▶ _Goal of the exercise_: Restate the material word for word and leave out anything that is a picture.

▶ _Information given_:

........

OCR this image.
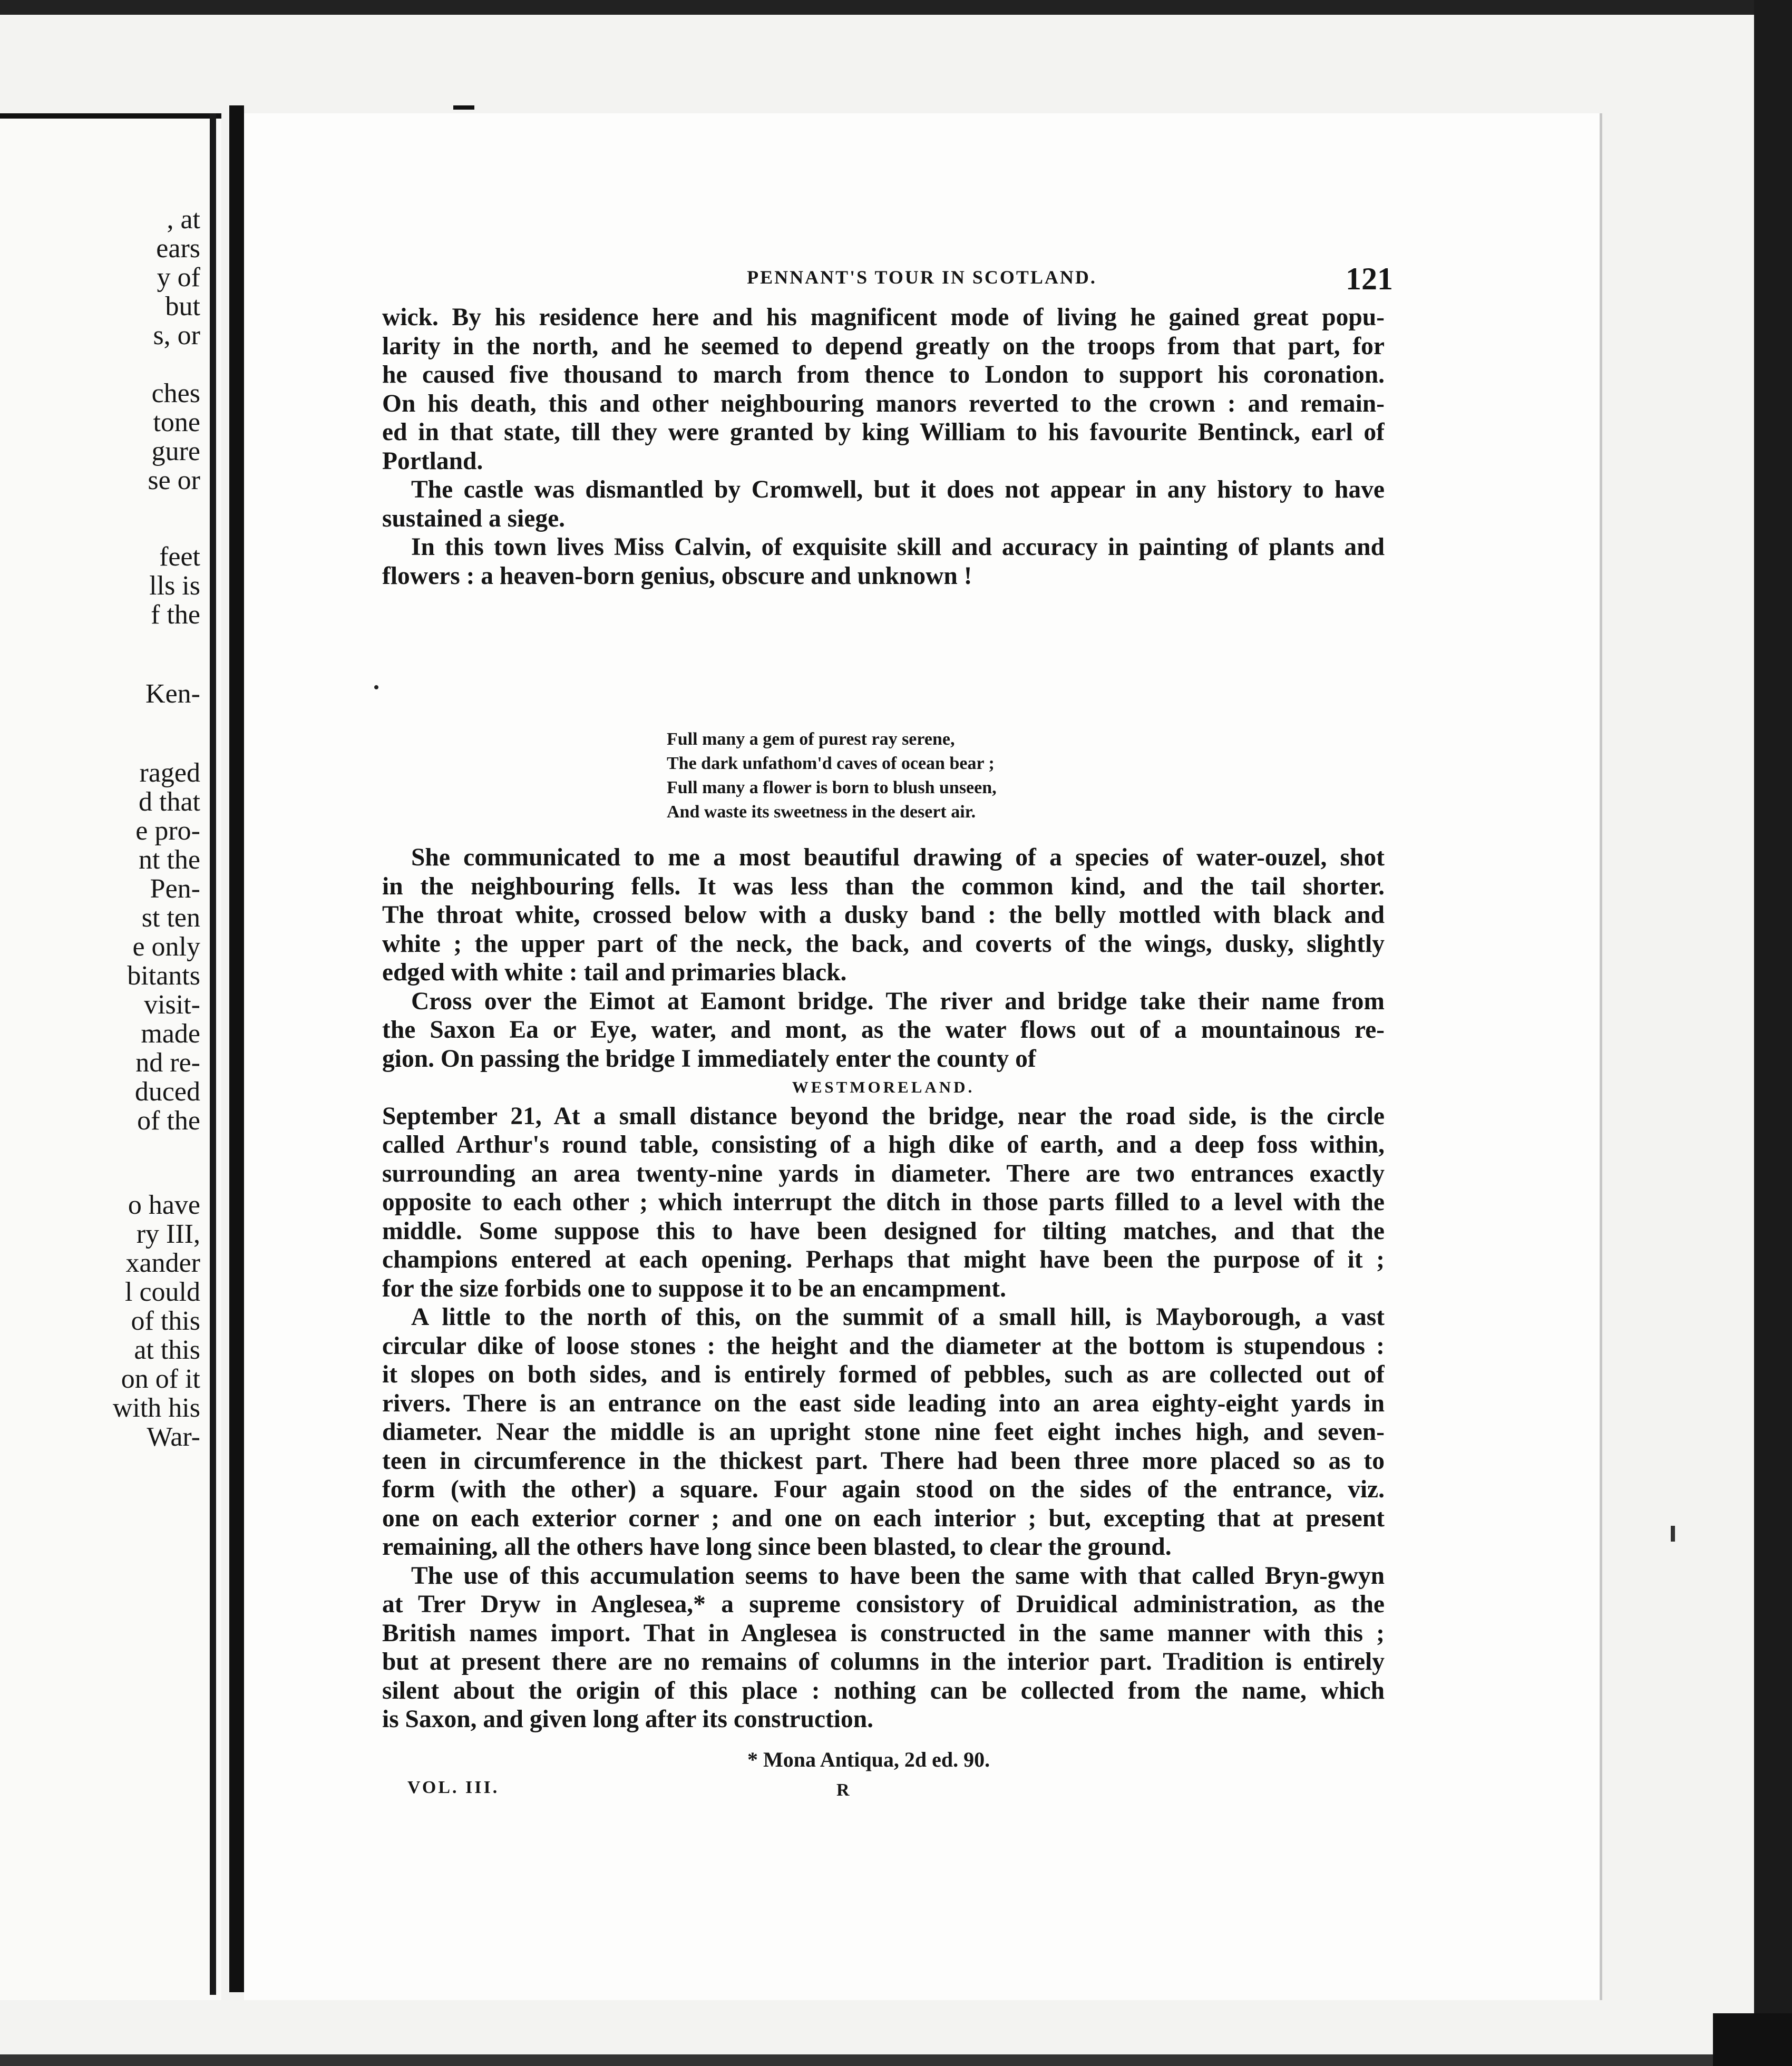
, at
ears
y of
but
s, or
ches
tone
gure
se or
feet
lls is
f the
Ken-
raged
d that
e pro-
nt the
Pen-
st ten
e only
bitants
visit-
made
nd re-
duced
of the
o have
ry III,
xander
l could
of this
at this
on of it
with his
War-
PENNANT'S TOUR IN SCOTLAND.	121
wick. By his residence here and his magnificent mode of living he gained great popu-
larity in the north, and he seemed to depend greatly on the troops from that part, for
he caused five thousand to march from thence to London to support his coronation.
On his death, this and other neighbouring manors reverted to the crown : and remain-
ed in that state, till they were granted by king William to his favourite Bentinck, earl of
Portland.
The castle was dismantled by Cromwell, but it does not appear in any history to have
sustained a siege.
In this town lives Miss Calvin, of exquisite skill and accuracy in painting of plants and
flowers : a heaven-born genius, obscure and unknown !
Full many a gem of purest ray serene,
The dark unfathom'd caves of ocean bear ;
Full many a flower is born to blush unseen,
And waste its sweetness in the desert air.
She communicated to me a most beautiful drawing of a species of water-ouzel, shot
in the neighbouring fells. It was less than the common kind, and the tail shorter.
The throat white, crossed below with a dusky band : the belly mottled with black and
white ; the upper part of the neck, the back, and coverts of the wings, dusky, slightly
edged with white : tail and primaries black.
Cross over the Eimot at Eamont bridge. The river and bridge take their name from
the Saxon Ea or Eye, water, and mont, as the water flows out of a mountainous re-
gion. On passing the bridge I immediately enter the county of
WESTMORELAND.
September 21, At a small distance beyond the bridge, near the road side, is the circle
called Arthur's round table, consisting of a high dike of earth, and a deep foss within,
surrounding an area twenty-nine yards in diameter. There are two entrances exactly
opposite to each other ; which interrupt the ditch in those parts filled to a level with the
middle. Some suppose this to have been designed for tilting matches, and that the
champions entered at each opening. Perhaps that might have been the purpose of it ;
for the size forbids one to suppose it to be an encampment.
A little to the north of this, on the summit of a small hill, is Mayborough, a vast
circular dike of loose stones : the height and the diameter at the bottom is stupendous :
it slopes on both sides, and is entirely formed of pebbles, such as are collected out of
rivers. There is an entrance on the east side leading into an area eighty-eight yards in
diameter. Near the middle is an upright stone nine feet eight inches high, and seven-
teen in circumference in the thickest part. There had been three more placed so as to
form (with the other) a square. Four again stood on the sides of the entrance, viz.
one on each exterior corner ; and one on each interior ; but, excepting that at present
remaining, all the others have long since been blasted, to clear the ground.
The use of this accumulation seems to have been the same with that called Bryn-gwyn
at Trer Dryw in Anglesea,* a supreme consistory of Druidical administration, as the
British names import. That in Anglesea is constructed in the same manner with this ;
but at present there are no remains of columns in the interior part. Tradition is entirely
silent about the origin of this place : nothing can be collected from the name, which
is Saxon, and given long after its construction.
* Mona Antiqua, 2d ed. 90.
VOL. III.	R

........

▶ _Exercise solution_:
OCR this image.
, at
ears
y of
but
s, or
ches
tone
gure
se or
feet
lls is
f the
Ken-
raged
d that
e pro-
nt the
Pen-
st ten
e only
bitants
visit-
made
nd re-
duced
of the
o have
ry III,
xander
l could
of this
at this
on of it
with his
War-
PENNANT'S TOUR IN SCOTLAND.	121
wick. By his residence here and his magnificent mode of living he gained great popu-
larity in the north, and he seemed to depend greatly on the troops from that part, for
he caused five thousand to march from thence to London to support his coronation.
On his death, this and other neighbouring manors reverted to the crown : and remain-
ed in that state, till they were granted by king William to his favourite Bentinck, earl of
Portland.
The castle was dismantled by Cromwell, but it does not appear in any history to have
sustained a siege.
In this town lives Miss Calvin, of exquisite skill and accuracy in painting of plants and
flowers : a heaven-born genius, obscure and unknown !
Full many a gem of purest ray serene,
The dark unfathom'd caves of ocean bear ;
Full many a flower is born to blush unseen,
And waste its sweetness in the desert air.
She communicated to me a most beautiful drawing of a species of water-ouzel, shot
in the neighbouring fells. It was less than the common kind, and the tail shorter.
The throat white, crossed below with a dusky band : the belly mottled with black and
white ; the upper part of the neck, the back, and coverts of the wings, dusky, slightly
edged with white : tail and primaries black.
Cross over the Eimot at Eamont bridge. The river and bridge take their name from
the Saxon Ea or Eye, water, and mont, as the water flows out of a mountainous re-
gion. On passing the bridge I immediately enter the county of
WESTMORELAND.
September 21, At a small distance beyond the bridge, near the road side, is the circle
called Arthur's round table, consisting of a high dike of earth, and a deep foss within,
surrounding an area twenty-nine yards in diameter. There are two entrances exactly
opposite to each other ; which interrupt the ditch in those parts filled to a level with the
middle. Some suppose this to have been designed for tilting matches, and that the
champions entered at each opening. Perhaps that might have been the purpose of it ;
for the size forbids one to suppose it to be an encampment.
A little to the north of this, on the summit of a small hill, is Mayborough, a vast
circular dike of loose stones : the height and the diameter at the bottom is stupendous :
it slopes on both sides, and is entirely formed of pebbles, such as are collected out of
rivers. There is an entrance on the east side leading into an area eighty-eight yards in
diameter. Near the middle is an upright stone nine feet eight inches high, and seven-
teen in circumference in the thickest part. There had been three more placed so as to
form (with the other) a square. Four again stood on the sides of the entrance, viz.
one on each exterior corner ; and one on each interior ; but, excepting that at present
remaining, all the others have long since been blasted, to clear the ground.
The use of this accumulation seems to have been the same with that called Bryn-gwyn
at Trer Dryw in Anglesea,* a supreme consistory of Druidical administration, as the
British names import. That in Anglesea is constructed in the same manner with this ;
but at present there are no remains of columns in the interior part. Tradition is entirely
silent about the origin of this place : nothing can be collected from the name, which
is Saxon, and given long after its construction.
* Mona Antiqua, 2d ed. 90.
VOL. III.	R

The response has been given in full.